Problem to solve:
Return each line of the material verbatim.

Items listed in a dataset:
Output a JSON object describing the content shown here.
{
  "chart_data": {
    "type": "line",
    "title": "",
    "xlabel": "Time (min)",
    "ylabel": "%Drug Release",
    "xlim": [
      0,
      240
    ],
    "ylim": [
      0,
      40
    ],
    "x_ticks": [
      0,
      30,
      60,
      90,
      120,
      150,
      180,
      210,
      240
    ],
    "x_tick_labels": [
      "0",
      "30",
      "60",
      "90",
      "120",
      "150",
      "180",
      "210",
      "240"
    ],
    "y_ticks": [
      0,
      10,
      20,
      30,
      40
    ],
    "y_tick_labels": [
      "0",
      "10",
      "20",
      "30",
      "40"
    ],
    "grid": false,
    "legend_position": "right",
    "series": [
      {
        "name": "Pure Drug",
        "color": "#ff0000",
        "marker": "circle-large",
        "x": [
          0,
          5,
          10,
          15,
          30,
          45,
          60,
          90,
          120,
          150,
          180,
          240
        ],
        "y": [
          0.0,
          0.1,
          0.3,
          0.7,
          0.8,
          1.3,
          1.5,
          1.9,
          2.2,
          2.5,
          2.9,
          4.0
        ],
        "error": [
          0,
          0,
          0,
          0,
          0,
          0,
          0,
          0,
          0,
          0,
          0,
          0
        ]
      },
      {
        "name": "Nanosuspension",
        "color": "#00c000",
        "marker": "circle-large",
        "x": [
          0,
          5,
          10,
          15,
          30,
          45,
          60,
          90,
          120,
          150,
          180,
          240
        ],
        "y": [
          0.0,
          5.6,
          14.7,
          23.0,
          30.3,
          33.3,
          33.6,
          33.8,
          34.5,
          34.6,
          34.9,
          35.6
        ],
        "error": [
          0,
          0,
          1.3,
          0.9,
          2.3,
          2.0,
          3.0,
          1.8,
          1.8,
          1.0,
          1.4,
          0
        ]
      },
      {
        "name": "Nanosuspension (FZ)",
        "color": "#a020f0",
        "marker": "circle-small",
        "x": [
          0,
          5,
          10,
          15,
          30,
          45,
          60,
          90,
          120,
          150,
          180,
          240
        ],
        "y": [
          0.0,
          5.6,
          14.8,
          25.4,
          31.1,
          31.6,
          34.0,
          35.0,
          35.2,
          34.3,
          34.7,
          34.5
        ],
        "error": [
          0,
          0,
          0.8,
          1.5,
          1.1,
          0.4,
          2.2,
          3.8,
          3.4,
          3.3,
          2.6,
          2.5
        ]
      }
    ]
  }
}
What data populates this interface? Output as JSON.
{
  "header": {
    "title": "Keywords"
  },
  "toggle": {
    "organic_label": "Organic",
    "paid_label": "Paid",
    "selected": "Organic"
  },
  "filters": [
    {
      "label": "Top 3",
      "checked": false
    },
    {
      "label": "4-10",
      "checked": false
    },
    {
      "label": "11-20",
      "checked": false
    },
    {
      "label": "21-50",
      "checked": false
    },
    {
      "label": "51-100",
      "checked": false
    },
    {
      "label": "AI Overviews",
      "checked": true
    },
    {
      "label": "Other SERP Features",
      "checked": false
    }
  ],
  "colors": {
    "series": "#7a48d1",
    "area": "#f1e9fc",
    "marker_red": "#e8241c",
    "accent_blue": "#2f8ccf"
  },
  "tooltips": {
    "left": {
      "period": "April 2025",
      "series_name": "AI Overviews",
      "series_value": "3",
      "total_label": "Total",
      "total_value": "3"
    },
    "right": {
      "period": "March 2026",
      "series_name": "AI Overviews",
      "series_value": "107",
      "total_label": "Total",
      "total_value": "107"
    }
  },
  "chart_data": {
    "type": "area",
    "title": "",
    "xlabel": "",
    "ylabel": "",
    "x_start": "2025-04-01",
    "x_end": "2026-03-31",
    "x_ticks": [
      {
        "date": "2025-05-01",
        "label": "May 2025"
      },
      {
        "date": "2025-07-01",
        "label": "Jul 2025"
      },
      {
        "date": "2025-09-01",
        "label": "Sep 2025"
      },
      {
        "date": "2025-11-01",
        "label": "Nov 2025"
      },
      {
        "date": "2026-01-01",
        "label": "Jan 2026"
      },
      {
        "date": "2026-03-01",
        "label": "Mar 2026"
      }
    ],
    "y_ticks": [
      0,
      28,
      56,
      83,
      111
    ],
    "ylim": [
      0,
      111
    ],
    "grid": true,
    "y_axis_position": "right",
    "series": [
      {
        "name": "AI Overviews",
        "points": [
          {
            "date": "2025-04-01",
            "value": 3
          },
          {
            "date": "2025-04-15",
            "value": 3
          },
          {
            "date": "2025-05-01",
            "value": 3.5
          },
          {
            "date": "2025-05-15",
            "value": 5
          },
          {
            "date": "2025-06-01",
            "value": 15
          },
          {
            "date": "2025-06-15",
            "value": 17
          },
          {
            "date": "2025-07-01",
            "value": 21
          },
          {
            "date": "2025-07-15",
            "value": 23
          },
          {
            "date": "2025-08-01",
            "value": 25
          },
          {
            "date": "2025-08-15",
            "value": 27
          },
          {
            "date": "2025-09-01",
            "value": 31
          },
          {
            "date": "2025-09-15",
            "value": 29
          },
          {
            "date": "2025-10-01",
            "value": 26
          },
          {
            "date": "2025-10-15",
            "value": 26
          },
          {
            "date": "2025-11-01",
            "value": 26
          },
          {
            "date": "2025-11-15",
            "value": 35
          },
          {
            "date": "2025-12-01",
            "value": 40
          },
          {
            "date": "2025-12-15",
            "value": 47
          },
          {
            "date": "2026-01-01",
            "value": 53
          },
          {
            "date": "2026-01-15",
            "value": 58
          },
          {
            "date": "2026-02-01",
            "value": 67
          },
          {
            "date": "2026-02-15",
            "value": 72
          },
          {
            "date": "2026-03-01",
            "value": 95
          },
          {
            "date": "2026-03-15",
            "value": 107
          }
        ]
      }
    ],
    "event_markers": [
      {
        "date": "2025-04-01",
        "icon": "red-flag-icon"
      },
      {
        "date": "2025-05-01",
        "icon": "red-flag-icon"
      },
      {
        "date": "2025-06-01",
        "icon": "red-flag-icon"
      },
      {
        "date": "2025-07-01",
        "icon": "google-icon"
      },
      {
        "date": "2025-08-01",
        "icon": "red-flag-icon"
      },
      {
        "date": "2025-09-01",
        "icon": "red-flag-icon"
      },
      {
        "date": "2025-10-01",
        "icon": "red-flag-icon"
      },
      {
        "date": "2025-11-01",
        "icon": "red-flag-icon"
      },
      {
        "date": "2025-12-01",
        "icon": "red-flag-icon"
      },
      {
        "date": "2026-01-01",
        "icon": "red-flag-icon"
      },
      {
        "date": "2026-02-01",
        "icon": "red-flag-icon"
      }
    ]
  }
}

Finished answer:
Output a JSON object describing the content shown here.
{
  "chart_data": {
    "type": "line",
    "title": "",
    "xlabel": "Time (min)",
    "ylabel": "%Drug Release",
    "xlim": [
      0,
      240
    ],
    "ylim": [
      0,
      40
    ],
    "x_ticks": [
      0,
      30,
      60,
      90,
      120,
      150,
      180,
      210,
      240
    ],
    "x_tick_labels": [
      "0",
      "30",
      "60",
      "90",
      "120",
      "150",
      "180",
      "210",
      "240"
    ],
    "y_ticks": [
      0,
      10,
      20,
      30,
      40
    ],
    "y_tick_labels": [
      "0",
      "10",
      "20",
      "30",
      "40"
    ],
    "grid": false,
    "legend_position": "right",
    "series": [
      {
        "name": "Pure Drug",
        "color": "#ff0000",
        "marker": "circle-large",
        "x": [
          0,
          5,
          10,
          15,
          30,
          45,
          60,
          90,
          120,
          150,
          180,
          240
        ],
        "y": [
          0.0,
          0.1,
          0.3,
          0.7,
          0.8,
          1.3,
          1.5,
          1.9,
          2.2,
          2.5,
          2.9,
          4.0
        ],
        "error": [
          0,
          0,
          0,
          0,
          0,
          0,
          0,
          0,
          0,
          0,
          0,
          0
        ]
      },
      {
        "name": "Nanosuspension",
        "color": "#00c000",
        "marker": "circle-large",
        "x": [
          0,
          5,
          10,
          15,
          30,
          45,
          60,
          90,
          120,
          150,
          180,
          240
        ],
        "y": [
          0.0,
          5.6,
          14.7,
          23.0,
          30.3,
          33.3,
          33.6,
          33.8,
          34.5,
          34.6,
          34.9,
          35.6
        ],
        "error": [
          0,
          0,
          1.3,
          0.9,
          2.3,
          2.0,
          3.0,
          1.8,
          1.8,
          1.0,
          1.4,
          0
        ]
      },
      {
        "name": "Nanosuspension (FZ)",
        "color": "#a020f0",
        "marker": "circle-small",
        "x": [
          0,
          5,
          10,
          15,
          30,
          45,
          60,
          90,
          120,
          150,
          180,
          240
        ],
        "y": [
          0.0,
          5.6,
          14.8,
          25.4,
          31.1,
          31.6,
          34.0,
          35.0,
          35.2,
          34.3,
          34.7,
          34.5
        ],
        "error": [
          0,
          0,
          0.8,
          1.5,
          1.1,
          0.4,
          2.2,
          3.8,
          3.4,
          3.3,
          2.6,
          2.5
        ]
      }
    ]
  }
}
What data populates this interface? Output as JSON.
{
  "header": {
    "title": "Keywords"
  },
  "toggle": {
    "organic_label": "Organic",
    "paid_label": "Paid",
    "selected": "Organic"
  },
  "filters": [
    {
      "label": "Top 3",
      "checked": false
    },
    {
      "label": "4-10",
      "checked": false
    },
    {
      "label": "11-20",
      "checked": false
    },
    {
      "label": "21-50",
      "checked": false
    },
    {
      "label": "51-100",
      "checked": false
    },
    {
      "label": "AI Overviews",
      "checked": true
    },
    {
      "label": "Other SERP Features",
      "checked": false
    }
  ],
  "colors": {
    "series": "#7a48d1",
    "area": "#f1e9fc",
    "marker_red": "#e8241c",
    "accent_blue": "#2f8ccf"
  },
  "tooltips": {
    "left": {
      "period": "April 2025",
      "series_name": "AI Overviews",
      "series_value": "3",
      "total_label": "Total",
      "total_value": "3"
    },
    "right": {
      "period": "March 2026",
      "series_name": "AI Overviews",
      "series_value": "107",
      "total_label": "Total",
      "total_value": "107"
    }
  },
  "chart_data": {
    "type": "area",
    "title": "",
    "xlabel": "",
    "ylabel": "",
    "x_start": "2025-04-01",
    "x_end": "2026-03-31",
    "x_ticks": [
      {
        "date": "2025-05-01",
        "label": "May 2025"
      },
      {
        "date": "2025-07-01",
        "label": "Jul 2025"
      },
      {
        "date": "2025-09-01",
        "label": "Sep 2025"
      },
      {
        "date": "2025-11-01",
        "label": "Nov 2025"
      },
      {
        "date": "2026-01-01",
        "label": "Jan 2026"
      },
      {
        "date": "2026-03-01",
        "label": "Mar 2026"
      }
    ],
    "y_ticks": [
      0,
      28,
      56,
      83,
      111
    ],
    "ylim": [
      0,
      111
    ],
    "grid": true,
    "y_axis_position": "right",
    "series": [
      {
        "name": "AI Overviews",
        "points": [
          {
            "date": "2025-04-01",
            "value": 3
          },
          {
            "date": "2025-04-15",
            "value": 3
          },
          {
            "date": "2025-05-01",
            "value": 3.5
          },
          {
            "date": "2025-05-15",
            "value": 5
          },
          {
            "date": "2025-06-01",
            "value": 15
          },
          {
            "date": "2025-06-15",
            "value": 17
          },
          {
            "date": "2025-07-01",
            "value": 21
          },
          {
            "date": "2025-07-15",
            "value": 23
          },
          {
            "date": "2025-08-01",
            "value": 25
          },
          {
            "date": "2025-08-15",
            "value": 27
          },
          {
            "date": "2025-09-01",
            "value": 31
          },
          {
            "date": "2025-09-15",
            "value": 29
          },
          {
            "date": "2025-10-01",
            "value": 26
          },
          {
            "date": "2025-10-15",
            "value": 26
          },
          {
            "date": "2025-11-01",
            "value": 26
          },
          {
            "date": "2025-11-15",
            "value": 35
          },
          {
            "date": "2025-12-01",
            "value": 40
          },
          {
            "date": "2025-12-15",
            "value": 47
          },
          {
            "date": "2026-01-01",
            "value": 53
          },
          {
            "date": "2026-01-15",
            "value": 58
          },
          {
            "date": "2026-02-01",
            "value": 67
          },
          {
            "date": "2026-02-15",
            "value": 72
          },
          {
            "date": "2026-03-01",
            "value": 95
          },
          {
            "date": "2026-03-15",
            "value": 107
          }
        ]
      }
    ],
    "event_markers": [
      {
        "date": "2025-04-01",
        "icon": "red-flag-icon"
      },
      {
        "date": "2025-05-01",
        "icon": "red-flag-icon"
      },
      {
        "date": "2025-06-01",
        "icon": "red-flag-icon"
      },
      {
        "date": "2025-07-01",
        "icon": "google-icon"
      },
      {
        "date": "2025-08-01",
        "icon": "red-flag-icon"
      },
      {
        "date": "2025-09-01",
        "icon": "red-flag-icon"
      },
      {
        "date": "2025-10-01",
        "icon": "red-flag-icon"
      },
      {
        "date": "2025-11-01",
        "icon": "red-flag-icon"
      },
      {
        "date": "2025-12-01",
        "icon": "red-flag-icon"
      },
      {
        "date": "2026-01-01",
        "icon": "red-flag-icon"
      },
      {
        "date": "2026-02-01",
        "icon": "red-flag-icon"
      }
    ]
  }
}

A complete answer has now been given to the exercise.